> _PROBLEM STATEMENT_
Return every record below exactly as written, omitting any pictures.

> _INPUT RECORDS_

☆ ☆ ☆

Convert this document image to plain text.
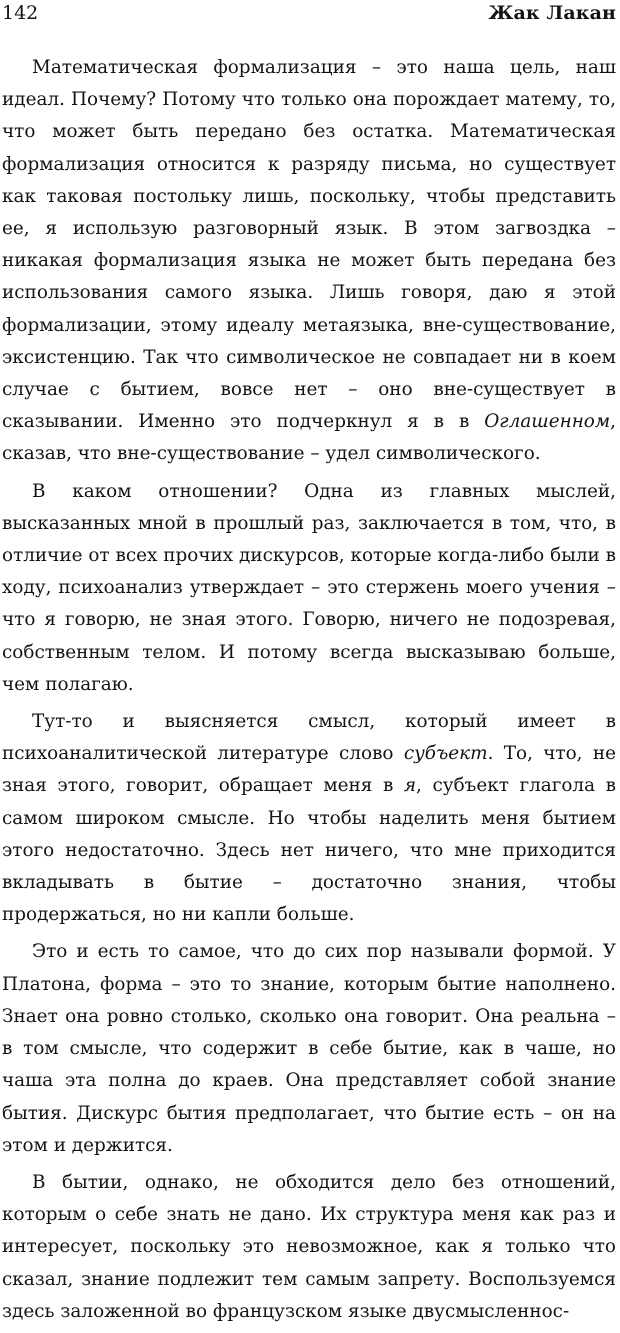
142	Жак Лакан

Математическая формализация – это наша цель, наш идеал. Почему? Потому что только она порождает матему, то, что может быть передано без остатка. Математическая формализация относится к разряду письма, но существует как таковая постольку лишь, поскольку, чтобы представить ее, я использую разговорный язык. В этом загвоздка – никакая формализация языка не может быть передана без использования самого языка. Лишь говоря, даю я этой формализации, этому идеалу метаязыка, вне-существование, эксистенцию. Так что символическое не совпадает ни в коем случае с бытием, вовсе нет – оно вне-существует в сказывании. Именно это подчеркнул я в в Оглашенном, сказав, что вне-существование – удел символического.

В каком отношении? Одна из главных мыслей, высказанных мной в прошлый раз, заключается в том, что, в отличие от всех прочих дискурсов, которые когда-либо были в ходу, психоанализ утверждает – это стержень моего учения – что я говорю, не зная этого. Говорю, ничего не подозревая, собственным телом. И потому всегда высказываю больше, чем полагаю.

Тут-то и выясняется смысл, который имеет в психоаналитической литературе слово субъект. То, что, не зная этого, говорит, обращает меня в я, субъект глагола в самом широком смысле. Но чтобы наделить меня бытием этого недостаточно. Здесь нет ничего, что мне приходится вкладывать в бытие – достаточно знания, чтобы продержаться, но ни капли больше.

Это и есть то самое, что до сих пор называли формой. У Платона, форма – это то знание, которым бытие наполнено. Знает она ровно столько, сколько она говорит. Она реальна – в том смысле, что содержит в себе бытие, как в чаше, но чаша эта полна до краев. Она представляет собой знание бытия. Дискурс бытия предполагает, что бытие есть – он на этом и держится.

В бытии, однако, не обходится дело без отношений, которым о себе знать не дано. Их структура меня как раз и интересует, поскольку это невозможное, как я только что сказал, знание подлежит тем самым запрету. Воспользуемся здесь заложенной во французском языке двусмысленнос-
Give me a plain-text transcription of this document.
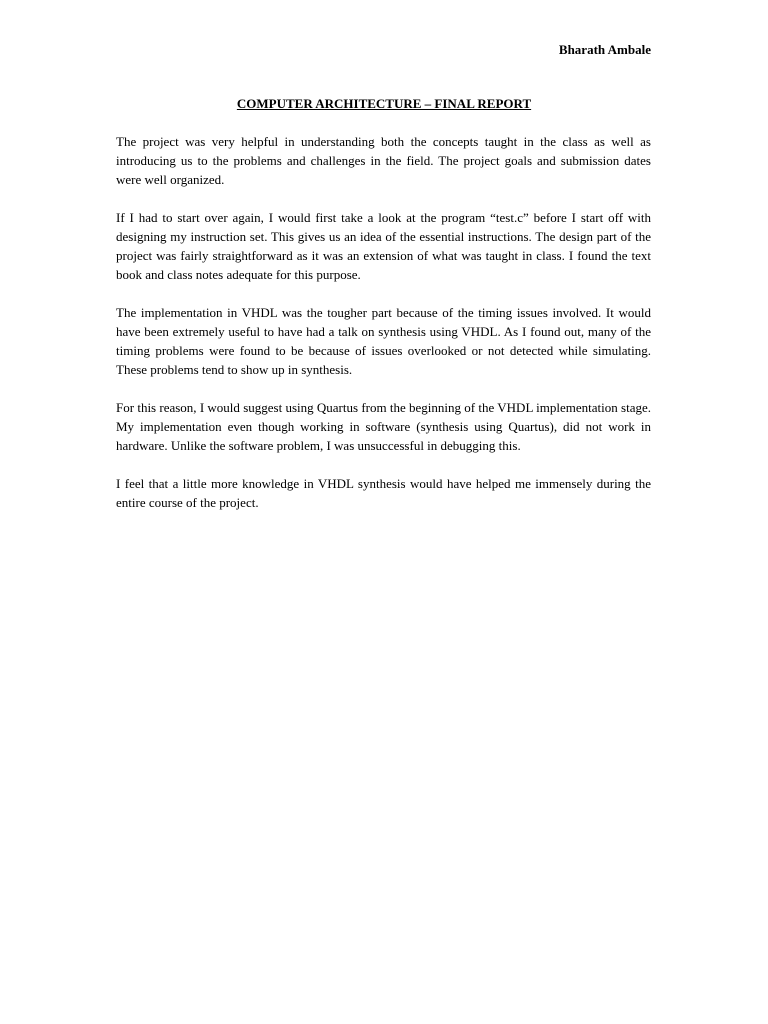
Bharath Ambale
COMPUTER ARCHITECTURE – FINAL REPORT

The project was very helpful in understanding both the concepts taught in the class as well as introducing us to the problems and challenges in the field. The project goals and submission dates were well organized.

If I had to start over again, I would first take a look at the program “test.c” before I start off with designing my instruction set. This gives us an idea of the essential instructions. The design part of the project was fairly straightforward as it was an extension of what was taught in class. I found the text book and class notes adequate for this purpose.

The implementation in VHDL was the tougher part because of the timing issues involved. It would have been extremely useful to have had a talk on synthesis using VHDL. As I found out, many of the timing problems were found to be because of issues overlooked or not detected while simulating. These problems tend to show up in synthesis.

For this reason, I would suggest using Quartus from the beginning of the VHDL implementation stage. My implementation even though working in software (synthesis using Quartus), did not work in hardware. Unlike the software problem, I was unsuccessful in debugging this.

I feel that a little more knowledge in VHDL synthesis would have helped me immensely during the entire course of the project.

☆ ☆ ☆

> _FULL OUTPUT_
Convert this document image to plain text.
142	Жак Лакан

Математическая формализация – это наша цель, наш идеал. Почему? Потому что только она порождает матему, то, что может быть передано без остатка. Математическая формализация относится к разряду письма, но существует как таковая постольку лишь, поскольку, чтобы представить ее, я использую разговорный язык. В этом загвоздка – никакая формализация языка не может быть передана без использования самого языка. Лишь говоря, даю я этой формализации, этому идеалу метаязыка, вне-существование, эксистенцию. Так что символическое не совпадает ни в коем случае с бытием, вовсе нет – оно вне-существует в сказывании. Именно это подчеркнул я в в Оглашенном, сказав, что вне-существование – удел символического.

В каком отношении? Одна из главных мыслей, высказанных мной в прошлый раз, заключается в том, что, в отличие от всех прочих дискурсов, которые когда-либо были в ходу, психоанализ утверждает – это стержень моего учения – что я говорю, не зная этого. Говорю, ничего не подозревая, собственным телом. И потому всегда высказываю больше, чем полагаю.

Тут-то и выясняется смысл, который имеет в психоаналитической литературе слово субъект. То, что, не зная этого, говорит, обращает меня в я, субъект глагола в самом широком смысле. Но чтобы наделить меня бытием этого недостаточно. Здесь нет ничего, что мне приходится вкладывать в бытие – достаточно знания, чтобы продержаться, но ни капли больше.

Это и есть то самое, что до сих пор называли формой. У Платона, форма – это то знание, которым бытие наполнено. Знает она ровно столько, сколько она говорит. Она реальна – в том смысле, что содержит в себе бытие, как в чаше, но чаша эта полна до краев. Она представляет собой знание бытия. Дискурс бытия предполагает, что бытие есть – он на этом и держится.

В бытии, однако, не обходится дело без отношений, которым о себе знать не дано. Их структура меня как раз и интересует, поскольку это невозможное, как я только что сказал, знание подлежит тем самым запрету. Воспользуемся здесь заложенной во французском языке двусмысленнос-
Give me a plain-text transcription of this document.
Bharath Ambale
COMPUTER ARCHITECTURE – FINAL REPORT

The project was very helpful in understanding both the concepts taught in the class as well as introducing us to the problems and challenges in the field. The project goals and submission dates were well organized.

If I had to start over again, I would first take a look at the program “test.c” before I start off with designing my instruction set. This gives us an idea of the essential instructions. The design part of the project was fairly straightforward as it was an extension of what was taught in class. I found the text book and class notes adequate for this purpose.

The implementation in VHDL was the tougher part because of the timing issues involved. It would have been extremely useful to have had a talk on synthesis using VHDL. As I found out, many of the timing problems were found to be because of issues overlooked or not detected while simulating. These problems tend to show up in synthesis.

For this reason, I would suggest using Quartus from the beginning of the VHDL implementation stage. My implementation even though working in software (synthesis using Quartus), did not work in hardware. Unlike the software problem, I was unsuccessful in debugging this.

I feel that a little more knowledge in VHDL synthesis would have helped me immensely during the entire course of the project.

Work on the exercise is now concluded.